### Dataset rows:
..........

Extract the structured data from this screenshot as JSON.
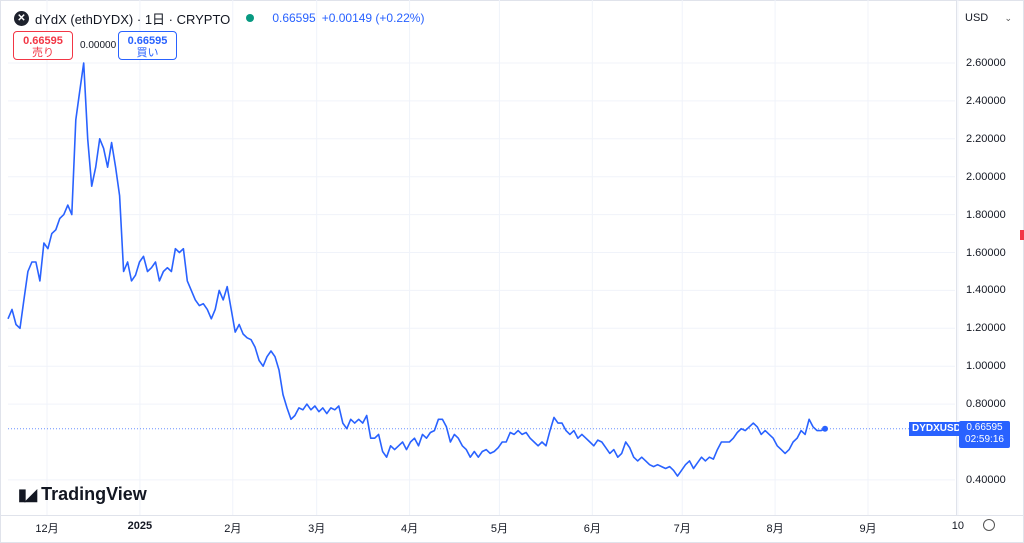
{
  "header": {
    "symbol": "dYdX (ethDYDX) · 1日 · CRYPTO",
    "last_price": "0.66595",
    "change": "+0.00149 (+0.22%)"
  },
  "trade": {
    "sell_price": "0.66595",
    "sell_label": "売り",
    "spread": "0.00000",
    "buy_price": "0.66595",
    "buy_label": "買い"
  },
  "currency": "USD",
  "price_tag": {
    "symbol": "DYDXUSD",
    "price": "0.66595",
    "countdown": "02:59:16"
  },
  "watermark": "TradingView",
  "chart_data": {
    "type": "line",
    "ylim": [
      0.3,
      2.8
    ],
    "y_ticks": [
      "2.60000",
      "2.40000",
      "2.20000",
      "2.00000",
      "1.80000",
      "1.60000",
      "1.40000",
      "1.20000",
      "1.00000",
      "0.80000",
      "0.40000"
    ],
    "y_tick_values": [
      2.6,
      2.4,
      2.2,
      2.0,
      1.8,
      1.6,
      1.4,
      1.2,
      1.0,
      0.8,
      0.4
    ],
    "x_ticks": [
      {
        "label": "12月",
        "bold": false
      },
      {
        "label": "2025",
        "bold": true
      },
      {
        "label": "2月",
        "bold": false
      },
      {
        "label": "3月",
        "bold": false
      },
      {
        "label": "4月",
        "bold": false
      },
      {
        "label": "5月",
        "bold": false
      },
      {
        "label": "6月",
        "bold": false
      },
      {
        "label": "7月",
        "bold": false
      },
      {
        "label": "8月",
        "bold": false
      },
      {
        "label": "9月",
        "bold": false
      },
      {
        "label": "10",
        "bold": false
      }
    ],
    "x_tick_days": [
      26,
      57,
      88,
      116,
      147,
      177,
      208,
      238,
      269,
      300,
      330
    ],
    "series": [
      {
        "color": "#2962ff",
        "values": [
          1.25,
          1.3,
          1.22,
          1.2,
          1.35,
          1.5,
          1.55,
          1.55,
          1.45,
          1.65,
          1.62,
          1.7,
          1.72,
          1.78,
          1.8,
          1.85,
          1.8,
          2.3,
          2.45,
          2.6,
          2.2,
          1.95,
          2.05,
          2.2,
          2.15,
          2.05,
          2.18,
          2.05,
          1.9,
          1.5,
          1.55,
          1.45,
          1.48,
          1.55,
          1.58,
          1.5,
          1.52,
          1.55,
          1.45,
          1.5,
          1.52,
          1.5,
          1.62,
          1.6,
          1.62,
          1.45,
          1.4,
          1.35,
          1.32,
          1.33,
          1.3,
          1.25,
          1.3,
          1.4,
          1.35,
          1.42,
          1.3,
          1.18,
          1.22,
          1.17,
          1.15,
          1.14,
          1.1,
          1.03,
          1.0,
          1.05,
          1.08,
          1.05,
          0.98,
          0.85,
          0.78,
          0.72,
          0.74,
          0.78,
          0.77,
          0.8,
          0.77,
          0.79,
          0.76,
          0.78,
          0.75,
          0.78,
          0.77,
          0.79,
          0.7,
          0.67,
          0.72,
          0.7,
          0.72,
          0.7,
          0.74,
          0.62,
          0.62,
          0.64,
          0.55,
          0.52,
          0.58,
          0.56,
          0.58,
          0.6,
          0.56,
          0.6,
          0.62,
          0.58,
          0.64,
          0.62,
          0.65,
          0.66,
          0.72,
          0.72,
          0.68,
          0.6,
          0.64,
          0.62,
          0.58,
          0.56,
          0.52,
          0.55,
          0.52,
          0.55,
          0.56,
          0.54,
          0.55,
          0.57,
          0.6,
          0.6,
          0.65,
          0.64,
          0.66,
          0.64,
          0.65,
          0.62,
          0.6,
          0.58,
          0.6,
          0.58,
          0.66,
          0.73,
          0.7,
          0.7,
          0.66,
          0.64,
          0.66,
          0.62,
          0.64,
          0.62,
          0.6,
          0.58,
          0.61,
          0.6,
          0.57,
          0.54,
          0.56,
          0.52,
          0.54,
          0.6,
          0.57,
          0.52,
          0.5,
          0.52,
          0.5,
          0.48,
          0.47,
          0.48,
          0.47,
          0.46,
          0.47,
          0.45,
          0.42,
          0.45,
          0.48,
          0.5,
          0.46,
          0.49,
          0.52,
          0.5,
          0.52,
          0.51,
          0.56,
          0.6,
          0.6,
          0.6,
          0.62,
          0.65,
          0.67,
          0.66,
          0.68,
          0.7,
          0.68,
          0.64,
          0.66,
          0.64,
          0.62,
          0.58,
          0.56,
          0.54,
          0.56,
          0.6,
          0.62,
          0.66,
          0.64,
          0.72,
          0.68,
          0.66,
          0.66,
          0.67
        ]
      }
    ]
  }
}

..........

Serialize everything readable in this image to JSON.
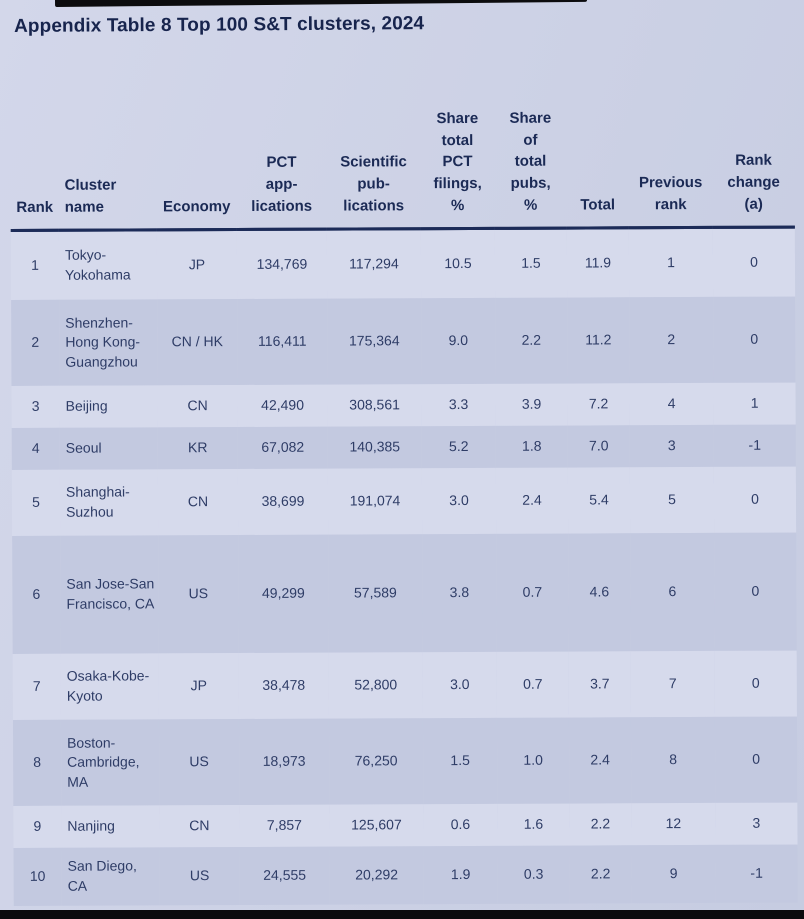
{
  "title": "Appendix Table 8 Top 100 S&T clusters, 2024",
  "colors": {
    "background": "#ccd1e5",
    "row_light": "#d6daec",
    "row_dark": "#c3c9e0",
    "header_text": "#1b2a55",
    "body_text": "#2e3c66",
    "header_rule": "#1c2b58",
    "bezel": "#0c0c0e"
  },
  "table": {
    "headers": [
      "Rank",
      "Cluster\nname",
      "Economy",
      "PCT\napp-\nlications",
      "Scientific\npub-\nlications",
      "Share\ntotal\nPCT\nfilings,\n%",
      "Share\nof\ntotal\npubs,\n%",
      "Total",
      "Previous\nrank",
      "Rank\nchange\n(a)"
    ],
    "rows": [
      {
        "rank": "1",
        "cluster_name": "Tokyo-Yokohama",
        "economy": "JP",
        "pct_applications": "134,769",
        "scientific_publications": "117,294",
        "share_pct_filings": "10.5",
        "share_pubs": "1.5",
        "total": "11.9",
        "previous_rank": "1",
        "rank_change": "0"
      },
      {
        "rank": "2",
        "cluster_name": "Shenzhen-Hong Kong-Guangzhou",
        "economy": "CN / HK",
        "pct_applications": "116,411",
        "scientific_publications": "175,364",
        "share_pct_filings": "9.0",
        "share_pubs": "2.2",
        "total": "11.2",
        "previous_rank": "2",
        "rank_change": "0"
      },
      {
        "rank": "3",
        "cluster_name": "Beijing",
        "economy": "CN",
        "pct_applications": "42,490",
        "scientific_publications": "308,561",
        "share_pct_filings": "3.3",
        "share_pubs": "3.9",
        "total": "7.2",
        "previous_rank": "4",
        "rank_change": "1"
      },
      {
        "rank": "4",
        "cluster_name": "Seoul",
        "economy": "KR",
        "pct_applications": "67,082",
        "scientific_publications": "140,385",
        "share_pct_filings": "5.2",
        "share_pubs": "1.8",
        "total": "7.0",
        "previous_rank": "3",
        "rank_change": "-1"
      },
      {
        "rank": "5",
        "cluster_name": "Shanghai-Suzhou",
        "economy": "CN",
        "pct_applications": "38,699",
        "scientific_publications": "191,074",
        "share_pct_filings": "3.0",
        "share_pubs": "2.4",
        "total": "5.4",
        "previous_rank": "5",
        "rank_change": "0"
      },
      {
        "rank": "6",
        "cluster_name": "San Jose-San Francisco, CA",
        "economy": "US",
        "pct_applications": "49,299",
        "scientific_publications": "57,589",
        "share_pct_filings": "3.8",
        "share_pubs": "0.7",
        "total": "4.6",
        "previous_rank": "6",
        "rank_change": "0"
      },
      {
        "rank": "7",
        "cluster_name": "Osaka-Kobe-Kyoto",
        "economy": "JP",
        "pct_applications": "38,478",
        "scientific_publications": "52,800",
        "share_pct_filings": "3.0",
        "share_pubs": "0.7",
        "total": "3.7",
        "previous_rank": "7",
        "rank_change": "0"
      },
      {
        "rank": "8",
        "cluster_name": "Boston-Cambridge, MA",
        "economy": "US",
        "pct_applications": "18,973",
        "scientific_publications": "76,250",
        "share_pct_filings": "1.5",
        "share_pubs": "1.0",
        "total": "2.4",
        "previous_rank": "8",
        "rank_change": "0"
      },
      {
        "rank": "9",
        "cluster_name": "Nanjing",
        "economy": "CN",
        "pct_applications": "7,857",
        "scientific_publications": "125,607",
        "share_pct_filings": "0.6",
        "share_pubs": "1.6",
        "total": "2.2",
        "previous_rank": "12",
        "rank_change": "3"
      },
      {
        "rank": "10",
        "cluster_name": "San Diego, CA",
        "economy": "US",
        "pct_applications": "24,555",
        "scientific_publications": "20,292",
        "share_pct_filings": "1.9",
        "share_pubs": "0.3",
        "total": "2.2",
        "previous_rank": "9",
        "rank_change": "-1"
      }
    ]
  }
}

..........

### Problem statement:
Wherever the string "JSON" appears in the entries above, list that line.

### Result:
Extract the structured data from this screenshot as JSON.
Serialize everything readable in this image to JSON.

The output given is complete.